Exercise:
Which lines of the records contain "Marathon"? Collect every one of them.

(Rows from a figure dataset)
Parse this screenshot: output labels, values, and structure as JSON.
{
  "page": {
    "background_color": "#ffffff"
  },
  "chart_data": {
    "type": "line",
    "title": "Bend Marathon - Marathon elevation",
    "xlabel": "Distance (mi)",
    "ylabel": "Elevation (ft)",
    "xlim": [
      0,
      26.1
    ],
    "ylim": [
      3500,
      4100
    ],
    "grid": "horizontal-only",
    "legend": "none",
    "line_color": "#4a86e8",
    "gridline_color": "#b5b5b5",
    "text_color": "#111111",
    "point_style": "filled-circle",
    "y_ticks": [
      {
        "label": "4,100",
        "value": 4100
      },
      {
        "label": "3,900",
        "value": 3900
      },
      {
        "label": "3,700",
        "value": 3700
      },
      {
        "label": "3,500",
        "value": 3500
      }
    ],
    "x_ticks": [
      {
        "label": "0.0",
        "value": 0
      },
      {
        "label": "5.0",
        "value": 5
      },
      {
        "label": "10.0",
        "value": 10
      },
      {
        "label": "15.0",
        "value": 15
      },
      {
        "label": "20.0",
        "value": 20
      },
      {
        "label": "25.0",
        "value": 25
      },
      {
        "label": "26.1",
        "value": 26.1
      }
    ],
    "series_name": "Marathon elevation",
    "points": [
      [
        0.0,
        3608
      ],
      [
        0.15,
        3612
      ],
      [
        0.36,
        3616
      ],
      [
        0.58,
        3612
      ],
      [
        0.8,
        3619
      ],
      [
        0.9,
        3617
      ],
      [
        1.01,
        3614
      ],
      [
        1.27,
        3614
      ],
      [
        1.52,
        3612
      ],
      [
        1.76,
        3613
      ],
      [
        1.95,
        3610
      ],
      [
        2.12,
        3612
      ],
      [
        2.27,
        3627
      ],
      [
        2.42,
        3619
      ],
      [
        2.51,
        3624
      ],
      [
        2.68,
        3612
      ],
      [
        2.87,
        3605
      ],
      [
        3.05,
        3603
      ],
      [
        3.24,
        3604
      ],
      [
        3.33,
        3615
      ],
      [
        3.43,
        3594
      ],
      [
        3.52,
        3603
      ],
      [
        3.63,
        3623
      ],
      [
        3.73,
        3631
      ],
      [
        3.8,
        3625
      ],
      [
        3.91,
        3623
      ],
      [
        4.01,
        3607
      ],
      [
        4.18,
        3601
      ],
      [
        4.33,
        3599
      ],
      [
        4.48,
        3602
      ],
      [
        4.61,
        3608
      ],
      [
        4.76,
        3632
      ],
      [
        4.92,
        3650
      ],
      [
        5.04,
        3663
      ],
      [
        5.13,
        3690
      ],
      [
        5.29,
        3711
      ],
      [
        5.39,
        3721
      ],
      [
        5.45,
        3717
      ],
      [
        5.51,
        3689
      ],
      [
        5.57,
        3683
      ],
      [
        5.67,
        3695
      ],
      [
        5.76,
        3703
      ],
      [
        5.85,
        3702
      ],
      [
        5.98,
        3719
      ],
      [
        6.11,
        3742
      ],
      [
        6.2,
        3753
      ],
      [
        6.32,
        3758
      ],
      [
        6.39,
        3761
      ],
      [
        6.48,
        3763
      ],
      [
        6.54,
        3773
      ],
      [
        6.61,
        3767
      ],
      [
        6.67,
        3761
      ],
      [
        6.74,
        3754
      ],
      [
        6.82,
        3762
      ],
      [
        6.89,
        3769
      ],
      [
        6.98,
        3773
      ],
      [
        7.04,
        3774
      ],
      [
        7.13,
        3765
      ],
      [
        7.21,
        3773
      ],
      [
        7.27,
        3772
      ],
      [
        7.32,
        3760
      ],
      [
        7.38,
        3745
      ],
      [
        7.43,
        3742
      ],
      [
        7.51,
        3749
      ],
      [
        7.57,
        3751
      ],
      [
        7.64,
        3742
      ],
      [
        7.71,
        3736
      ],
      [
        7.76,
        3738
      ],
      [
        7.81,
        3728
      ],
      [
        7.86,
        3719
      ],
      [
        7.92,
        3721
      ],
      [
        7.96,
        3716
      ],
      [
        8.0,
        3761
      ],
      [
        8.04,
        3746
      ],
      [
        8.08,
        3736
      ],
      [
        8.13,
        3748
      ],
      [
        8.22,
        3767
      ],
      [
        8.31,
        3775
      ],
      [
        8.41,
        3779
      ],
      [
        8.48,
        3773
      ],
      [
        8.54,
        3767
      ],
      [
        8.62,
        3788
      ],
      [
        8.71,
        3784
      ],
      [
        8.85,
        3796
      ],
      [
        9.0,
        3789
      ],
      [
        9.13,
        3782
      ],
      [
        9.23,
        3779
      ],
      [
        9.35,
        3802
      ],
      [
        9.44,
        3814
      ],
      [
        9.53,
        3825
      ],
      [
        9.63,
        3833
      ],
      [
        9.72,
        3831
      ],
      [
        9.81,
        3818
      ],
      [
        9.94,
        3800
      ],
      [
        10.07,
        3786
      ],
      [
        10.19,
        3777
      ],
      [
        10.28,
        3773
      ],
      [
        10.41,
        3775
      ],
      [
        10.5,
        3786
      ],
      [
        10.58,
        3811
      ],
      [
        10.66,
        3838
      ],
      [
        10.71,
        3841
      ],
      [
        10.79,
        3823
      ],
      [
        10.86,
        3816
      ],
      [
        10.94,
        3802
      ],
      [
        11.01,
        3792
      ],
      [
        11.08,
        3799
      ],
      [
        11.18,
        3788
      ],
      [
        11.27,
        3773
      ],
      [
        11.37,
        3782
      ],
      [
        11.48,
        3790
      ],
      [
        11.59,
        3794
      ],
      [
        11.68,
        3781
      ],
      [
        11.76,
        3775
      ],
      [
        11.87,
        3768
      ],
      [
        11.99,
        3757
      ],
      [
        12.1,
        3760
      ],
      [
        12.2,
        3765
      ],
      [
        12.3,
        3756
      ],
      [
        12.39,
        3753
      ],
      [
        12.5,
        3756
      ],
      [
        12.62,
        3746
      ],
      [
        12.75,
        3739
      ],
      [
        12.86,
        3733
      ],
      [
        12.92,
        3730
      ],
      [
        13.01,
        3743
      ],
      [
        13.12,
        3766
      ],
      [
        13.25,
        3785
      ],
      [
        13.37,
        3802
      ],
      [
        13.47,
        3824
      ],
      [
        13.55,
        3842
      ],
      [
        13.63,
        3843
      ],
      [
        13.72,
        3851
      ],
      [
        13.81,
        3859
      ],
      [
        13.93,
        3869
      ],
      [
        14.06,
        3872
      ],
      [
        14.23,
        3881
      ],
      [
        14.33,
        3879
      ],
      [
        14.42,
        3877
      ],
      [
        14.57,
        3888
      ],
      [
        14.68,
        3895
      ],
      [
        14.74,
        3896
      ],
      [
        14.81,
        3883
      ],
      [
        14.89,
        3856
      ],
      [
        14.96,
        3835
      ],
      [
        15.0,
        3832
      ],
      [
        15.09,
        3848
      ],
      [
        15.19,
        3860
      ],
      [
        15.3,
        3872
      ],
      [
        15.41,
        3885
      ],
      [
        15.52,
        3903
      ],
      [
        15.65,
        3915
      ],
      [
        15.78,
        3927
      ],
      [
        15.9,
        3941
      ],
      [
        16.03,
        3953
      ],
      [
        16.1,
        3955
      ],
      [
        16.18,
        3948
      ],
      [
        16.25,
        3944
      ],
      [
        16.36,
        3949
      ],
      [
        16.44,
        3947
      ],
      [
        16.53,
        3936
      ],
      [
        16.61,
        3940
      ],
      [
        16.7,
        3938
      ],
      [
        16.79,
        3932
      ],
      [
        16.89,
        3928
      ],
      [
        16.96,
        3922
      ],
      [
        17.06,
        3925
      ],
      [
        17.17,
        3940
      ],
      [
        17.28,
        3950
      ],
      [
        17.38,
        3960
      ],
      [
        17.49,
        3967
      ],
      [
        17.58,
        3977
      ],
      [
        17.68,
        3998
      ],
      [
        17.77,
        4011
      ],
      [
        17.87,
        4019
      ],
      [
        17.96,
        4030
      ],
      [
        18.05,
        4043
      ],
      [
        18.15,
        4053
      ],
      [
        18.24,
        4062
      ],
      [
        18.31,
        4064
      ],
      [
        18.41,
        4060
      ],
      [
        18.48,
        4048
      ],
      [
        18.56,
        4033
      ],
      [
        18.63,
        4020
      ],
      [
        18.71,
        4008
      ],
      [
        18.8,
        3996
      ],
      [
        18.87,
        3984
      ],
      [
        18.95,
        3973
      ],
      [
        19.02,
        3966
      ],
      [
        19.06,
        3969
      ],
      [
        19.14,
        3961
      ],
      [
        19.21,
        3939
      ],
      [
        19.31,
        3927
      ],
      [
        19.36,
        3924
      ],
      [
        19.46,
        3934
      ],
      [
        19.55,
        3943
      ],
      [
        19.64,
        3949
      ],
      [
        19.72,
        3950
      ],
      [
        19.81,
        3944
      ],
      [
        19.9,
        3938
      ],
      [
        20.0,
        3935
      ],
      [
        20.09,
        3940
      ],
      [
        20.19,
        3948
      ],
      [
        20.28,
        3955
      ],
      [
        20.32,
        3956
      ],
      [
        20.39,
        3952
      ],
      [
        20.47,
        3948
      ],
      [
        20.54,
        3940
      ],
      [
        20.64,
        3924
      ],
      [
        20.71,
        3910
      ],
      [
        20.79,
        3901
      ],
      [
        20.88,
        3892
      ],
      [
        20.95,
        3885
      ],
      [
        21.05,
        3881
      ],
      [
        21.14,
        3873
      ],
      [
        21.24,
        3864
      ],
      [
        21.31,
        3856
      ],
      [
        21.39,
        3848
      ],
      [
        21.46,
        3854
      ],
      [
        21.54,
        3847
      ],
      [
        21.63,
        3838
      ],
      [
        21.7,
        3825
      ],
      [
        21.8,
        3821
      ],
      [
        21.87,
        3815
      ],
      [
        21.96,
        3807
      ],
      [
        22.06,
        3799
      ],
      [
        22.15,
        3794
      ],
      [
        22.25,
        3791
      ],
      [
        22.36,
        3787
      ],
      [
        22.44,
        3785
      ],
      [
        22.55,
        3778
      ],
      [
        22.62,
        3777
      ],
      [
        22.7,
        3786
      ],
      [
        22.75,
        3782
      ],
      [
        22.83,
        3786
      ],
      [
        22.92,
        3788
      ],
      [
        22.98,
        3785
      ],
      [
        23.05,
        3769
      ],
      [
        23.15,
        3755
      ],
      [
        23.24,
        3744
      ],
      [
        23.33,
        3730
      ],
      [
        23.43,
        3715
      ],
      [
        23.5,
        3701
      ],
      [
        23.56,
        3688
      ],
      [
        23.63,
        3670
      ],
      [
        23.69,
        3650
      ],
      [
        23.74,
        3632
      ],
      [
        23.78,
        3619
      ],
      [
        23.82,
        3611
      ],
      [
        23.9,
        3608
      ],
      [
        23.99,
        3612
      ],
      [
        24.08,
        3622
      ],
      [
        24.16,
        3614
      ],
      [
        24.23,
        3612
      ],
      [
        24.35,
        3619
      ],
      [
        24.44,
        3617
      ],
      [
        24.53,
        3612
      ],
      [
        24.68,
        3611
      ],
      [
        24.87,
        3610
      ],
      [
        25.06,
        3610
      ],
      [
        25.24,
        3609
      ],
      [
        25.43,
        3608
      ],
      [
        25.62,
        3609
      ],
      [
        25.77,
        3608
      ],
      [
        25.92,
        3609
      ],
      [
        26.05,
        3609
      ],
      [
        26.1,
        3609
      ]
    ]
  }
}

Response for this exercise:
    "title": "Bend Marathon - Marathon elevation",
    "series_name": "Marathon elevation",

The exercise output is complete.